╭──
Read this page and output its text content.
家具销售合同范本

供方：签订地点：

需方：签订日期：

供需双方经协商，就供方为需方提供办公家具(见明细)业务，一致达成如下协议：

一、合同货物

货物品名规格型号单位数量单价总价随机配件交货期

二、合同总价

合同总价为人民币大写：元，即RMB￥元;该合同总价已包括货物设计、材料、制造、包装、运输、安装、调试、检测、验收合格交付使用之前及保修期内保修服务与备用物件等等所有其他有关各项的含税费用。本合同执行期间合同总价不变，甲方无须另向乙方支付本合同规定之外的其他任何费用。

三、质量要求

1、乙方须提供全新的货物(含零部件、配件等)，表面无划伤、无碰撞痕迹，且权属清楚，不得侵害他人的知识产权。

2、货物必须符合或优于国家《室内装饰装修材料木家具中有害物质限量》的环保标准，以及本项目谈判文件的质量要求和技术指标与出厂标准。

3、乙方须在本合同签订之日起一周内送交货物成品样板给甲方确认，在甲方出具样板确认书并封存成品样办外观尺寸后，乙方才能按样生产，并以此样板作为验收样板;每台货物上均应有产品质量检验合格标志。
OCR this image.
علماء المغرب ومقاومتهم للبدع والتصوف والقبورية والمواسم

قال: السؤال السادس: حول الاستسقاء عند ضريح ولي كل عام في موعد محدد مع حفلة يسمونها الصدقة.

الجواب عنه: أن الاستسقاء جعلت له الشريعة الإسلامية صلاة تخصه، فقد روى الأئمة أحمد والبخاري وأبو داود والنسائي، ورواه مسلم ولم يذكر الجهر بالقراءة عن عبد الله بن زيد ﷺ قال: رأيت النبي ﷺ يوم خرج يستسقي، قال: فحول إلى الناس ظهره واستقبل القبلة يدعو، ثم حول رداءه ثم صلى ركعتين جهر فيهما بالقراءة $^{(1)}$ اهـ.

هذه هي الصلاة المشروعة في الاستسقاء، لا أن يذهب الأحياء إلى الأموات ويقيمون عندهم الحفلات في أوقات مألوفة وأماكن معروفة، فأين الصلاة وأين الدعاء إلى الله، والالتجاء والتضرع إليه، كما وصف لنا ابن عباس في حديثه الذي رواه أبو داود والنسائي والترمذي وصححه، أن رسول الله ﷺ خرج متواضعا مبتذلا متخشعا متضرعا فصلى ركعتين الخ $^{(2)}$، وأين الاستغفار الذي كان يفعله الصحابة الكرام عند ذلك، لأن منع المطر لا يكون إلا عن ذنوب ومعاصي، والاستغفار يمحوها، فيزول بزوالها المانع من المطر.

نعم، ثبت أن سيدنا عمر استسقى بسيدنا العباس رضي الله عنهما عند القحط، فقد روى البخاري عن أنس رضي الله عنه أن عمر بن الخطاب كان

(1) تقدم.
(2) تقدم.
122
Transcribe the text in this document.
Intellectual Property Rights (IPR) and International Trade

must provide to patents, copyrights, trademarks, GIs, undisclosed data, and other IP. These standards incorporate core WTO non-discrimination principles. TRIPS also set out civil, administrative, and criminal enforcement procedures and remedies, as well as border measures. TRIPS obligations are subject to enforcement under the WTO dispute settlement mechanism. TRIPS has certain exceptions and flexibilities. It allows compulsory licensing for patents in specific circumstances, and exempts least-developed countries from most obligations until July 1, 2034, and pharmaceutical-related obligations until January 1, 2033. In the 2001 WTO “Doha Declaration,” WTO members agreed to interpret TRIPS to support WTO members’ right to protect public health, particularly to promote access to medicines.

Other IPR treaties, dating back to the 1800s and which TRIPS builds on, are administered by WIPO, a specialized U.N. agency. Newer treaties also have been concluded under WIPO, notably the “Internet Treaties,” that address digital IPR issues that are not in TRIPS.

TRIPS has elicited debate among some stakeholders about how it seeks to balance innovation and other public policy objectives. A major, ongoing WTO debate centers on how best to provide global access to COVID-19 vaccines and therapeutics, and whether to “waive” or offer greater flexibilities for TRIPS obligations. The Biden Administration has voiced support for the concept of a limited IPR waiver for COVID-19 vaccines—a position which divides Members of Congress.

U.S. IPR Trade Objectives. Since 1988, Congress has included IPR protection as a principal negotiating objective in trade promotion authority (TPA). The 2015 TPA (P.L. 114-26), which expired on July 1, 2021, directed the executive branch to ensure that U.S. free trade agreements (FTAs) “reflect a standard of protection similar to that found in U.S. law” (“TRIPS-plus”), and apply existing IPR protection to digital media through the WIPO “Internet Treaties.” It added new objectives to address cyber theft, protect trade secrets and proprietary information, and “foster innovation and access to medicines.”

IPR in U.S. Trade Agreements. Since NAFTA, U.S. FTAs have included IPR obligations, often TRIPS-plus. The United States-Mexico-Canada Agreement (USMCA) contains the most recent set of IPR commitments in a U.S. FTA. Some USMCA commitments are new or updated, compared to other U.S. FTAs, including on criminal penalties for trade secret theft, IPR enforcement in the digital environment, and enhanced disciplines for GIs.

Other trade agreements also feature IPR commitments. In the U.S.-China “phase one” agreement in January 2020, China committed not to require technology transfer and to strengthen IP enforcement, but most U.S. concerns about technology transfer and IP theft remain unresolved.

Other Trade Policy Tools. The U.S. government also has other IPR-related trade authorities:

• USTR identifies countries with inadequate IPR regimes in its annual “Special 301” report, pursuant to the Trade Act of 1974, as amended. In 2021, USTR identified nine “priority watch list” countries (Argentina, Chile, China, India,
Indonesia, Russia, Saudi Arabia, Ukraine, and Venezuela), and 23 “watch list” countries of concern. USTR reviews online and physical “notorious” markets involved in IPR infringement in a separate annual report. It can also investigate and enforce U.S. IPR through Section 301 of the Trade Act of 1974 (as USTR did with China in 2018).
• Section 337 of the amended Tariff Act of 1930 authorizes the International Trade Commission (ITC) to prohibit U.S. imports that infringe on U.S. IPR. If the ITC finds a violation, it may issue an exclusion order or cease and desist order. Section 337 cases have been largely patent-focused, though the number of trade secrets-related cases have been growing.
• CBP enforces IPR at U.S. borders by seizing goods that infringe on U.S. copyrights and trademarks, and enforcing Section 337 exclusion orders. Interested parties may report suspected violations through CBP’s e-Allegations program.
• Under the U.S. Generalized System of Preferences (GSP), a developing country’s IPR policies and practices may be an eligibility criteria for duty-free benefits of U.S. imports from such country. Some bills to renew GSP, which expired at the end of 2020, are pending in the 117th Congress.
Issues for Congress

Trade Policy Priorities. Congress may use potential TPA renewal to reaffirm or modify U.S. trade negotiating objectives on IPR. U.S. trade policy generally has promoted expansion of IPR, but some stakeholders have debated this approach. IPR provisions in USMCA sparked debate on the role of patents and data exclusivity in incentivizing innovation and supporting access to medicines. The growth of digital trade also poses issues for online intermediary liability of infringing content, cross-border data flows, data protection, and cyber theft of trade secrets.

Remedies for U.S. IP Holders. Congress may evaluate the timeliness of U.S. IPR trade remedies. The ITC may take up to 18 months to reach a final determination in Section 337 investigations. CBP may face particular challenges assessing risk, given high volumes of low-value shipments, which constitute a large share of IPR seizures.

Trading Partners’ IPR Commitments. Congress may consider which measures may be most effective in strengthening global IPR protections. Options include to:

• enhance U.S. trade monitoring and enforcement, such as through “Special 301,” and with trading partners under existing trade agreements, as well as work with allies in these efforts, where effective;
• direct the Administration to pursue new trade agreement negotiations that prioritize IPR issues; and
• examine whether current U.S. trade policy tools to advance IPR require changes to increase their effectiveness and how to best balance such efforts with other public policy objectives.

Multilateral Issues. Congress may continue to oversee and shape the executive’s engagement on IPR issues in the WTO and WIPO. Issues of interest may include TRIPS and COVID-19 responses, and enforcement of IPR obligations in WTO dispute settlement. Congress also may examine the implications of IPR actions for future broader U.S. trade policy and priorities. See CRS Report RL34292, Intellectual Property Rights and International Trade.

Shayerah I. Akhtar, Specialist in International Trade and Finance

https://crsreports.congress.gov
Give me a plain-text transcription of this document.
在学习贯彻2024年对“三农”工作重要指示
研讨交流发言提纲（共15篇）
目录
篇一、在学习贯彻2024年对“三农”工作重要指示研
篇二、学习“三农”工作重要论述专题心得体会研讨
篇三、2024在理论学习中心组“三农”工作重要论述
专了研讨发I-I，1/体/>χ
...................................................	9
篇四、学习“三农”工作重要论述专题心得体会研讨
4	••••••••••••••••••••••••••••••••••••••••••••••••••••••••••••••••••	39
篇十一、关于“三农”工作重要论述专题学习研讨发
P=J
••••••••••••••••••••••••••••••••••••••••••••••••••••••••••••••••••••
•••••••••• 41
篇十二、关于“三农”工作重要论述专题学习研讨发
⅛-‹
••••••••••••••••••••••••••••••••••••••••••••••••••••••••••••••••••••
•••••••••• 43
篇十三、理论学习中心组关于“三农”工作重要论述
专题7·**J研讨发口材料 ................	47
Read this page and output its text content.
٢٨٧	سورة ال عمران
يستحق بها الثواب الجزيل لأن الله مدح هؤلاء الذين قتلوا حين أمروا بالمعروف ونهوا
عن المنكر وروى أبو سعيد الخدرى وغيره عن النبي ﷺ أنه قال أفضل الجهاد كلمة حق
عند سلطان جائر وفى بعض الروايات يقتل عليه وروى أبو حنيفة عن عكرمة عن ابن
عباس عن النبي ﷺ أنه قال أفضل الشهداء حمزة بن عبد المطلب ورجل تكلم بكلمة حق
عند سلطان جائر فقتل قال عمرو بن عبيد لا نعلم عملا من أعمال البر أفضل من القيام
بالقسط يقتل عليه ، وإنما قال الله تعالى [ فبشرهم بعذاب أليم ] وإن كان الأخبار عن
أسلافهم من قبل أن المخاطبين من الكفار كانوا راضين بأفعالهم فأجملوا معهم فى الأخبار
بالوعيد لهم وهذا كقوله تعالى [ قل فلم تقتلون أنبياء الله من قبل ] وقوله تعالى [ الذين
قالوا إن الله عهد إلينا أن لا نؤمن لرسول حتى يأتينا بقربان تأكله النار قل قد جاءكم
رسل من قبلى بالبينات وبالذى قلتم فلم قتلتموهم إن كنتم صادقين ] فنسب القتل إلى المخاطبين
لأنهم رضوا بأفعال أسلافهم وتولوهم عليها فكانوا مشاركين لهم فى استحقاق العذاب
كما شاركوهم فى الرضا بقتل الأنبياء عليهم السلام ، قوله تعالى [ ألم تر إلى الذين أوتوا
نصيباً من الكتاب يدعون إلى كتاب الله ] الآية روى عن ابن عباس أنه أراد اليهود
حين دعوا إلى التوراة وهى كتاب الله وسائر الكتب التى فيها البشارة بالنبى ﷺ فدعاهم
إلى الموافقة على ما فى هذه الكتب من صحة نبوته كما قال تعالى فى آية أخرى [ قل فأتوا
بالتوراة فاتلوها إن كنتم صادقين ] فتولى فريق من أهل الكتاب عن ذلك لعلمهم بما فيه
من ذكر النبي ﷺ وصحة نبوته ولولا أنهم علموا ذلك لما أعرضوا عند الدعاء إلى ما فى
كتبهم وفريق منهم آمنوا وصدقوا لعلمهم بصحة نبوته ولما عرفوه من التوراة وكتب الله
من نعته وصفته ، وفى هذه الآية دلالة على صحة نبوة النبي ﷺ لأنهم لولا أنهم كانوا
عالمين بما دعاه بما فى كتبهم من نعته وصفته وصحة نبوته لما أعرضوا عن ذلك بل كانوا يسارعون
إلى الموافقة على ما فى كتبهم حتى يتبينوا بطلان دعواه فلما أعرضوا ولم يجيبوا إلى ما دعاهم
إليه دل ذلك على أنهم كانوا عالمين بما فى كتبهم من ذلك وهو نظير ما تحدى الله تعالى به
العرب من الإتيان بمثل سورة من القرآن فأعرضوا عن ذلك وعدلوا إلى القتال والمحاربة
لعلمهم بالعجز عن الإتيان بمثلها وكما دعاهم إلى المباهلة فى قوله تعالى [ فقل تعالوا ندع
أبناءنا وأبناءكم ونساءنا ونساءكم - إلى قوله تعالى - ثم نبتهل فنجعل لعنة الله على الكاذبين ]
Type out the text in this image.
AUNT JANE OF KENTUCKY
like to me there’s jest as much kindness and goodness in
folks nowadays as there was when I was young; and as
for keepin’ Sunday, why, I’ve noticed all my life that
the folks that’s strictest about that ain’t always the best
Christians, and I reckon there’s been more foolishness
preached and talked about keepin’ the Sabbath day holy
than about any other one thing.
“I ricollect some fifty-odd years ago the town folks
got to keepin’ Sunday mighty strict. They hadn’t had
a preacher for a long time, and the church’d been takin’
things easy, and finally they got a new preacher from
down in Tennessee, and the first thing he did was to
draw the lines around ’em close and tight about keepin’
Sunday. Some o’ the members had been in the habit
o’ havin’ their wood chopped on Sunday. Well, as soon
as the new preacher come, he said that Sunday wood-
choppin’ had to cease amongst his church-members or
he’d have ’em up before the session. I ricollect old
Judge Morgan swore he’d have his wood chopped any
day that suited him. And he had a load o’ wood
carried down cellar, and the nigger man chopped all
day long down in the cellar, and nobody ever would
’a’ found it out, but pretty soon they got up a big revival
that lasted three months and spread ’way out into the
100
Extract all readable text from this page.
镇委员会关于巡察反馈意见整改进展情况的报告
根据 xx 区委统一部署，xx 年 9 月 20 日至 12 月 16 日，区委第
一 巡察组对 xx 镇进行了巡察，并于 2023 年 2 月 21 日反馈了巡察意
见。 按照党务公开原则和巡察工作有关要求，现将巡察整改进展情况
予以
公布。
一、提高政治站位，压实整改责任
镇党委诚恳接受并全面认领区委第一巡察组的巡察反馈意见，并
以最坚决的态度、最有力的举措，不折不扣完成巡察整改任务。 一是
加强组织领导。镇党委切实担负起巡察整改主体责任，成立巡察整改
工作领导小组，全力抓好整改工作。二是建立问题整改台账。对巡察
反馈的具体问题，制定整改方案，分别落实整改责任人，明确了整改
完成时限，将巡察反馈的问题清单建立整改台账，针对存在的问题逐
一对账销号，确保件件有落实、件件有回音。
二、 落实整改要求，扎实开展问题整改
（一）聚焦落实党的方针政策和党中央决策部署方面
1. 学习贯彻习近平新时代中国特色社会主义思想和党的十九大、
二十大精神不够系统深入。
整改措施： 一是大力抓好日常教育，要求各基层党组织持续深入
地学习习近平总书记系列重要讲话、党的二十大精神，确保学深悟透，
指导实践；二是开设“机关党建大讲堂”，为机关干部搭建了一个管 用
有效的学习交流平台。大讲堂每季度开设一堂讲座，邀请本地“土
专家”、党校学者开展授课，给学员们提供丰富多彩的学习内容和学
╰──
— PROBLEM REQUIREMENTS —
Read the data above and pull out each line that holds the string "أفضل".

— ANSWER TO THE EXERCISE —
عن المنكر وروى أبو سعيد الخدرى وغيره عن النبي ﷺ أنه قال أفضل الجهاد كلمة حق
عباس عن النبي ﷺ أنه قال أفضل الشهداء حمزة بن عبد المطلب ورجل تكلم بكلمة حق
عند سلطان جائر فقتل قال عمرو بن عبيد لا نعلم عملا من أعمال البر أفضل من القيام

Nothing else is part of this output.